**Task to carry out**
Each line holding the word "clause" must appear in the answer, copied from the entries.

**Exercise material**
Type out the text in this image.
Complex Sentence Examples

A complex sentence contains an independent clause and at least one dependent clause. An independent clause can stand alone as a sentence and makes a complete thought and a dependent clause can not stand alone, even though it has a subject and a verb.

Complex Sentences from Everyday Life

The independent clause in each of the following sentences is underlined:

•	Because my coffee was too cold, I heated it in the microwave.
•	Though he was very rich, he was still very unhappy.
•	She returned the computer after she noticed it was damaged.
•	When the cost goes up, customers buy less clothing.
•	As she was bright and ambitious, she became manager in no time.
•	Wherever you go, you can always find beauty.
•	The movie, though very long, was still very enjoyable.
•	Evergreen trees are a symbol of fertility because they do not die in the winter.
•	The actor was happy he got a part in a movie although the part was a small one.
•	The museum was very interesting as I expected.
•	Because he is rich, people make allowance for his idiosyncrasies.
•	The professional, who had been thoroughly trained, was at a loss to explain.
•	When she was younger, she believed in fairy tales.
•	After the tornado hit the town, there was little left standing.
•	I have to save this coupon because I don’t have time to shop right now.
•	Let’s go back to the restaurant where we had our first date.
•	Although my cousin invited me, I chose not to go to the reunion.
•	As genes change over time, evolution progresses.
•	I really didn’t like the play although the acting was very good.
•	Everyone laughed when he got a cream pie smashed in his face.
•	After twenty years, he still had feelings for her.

**Solution to the problem**
A complex sentence contains an independent clause and at least one dependent clause. An independent clause can stand alone as a sentence and makes a complete thought and a dependent clause can not stand alone, even though it has a subject and a verb.
The independent clause in each of the following sentences is underlined:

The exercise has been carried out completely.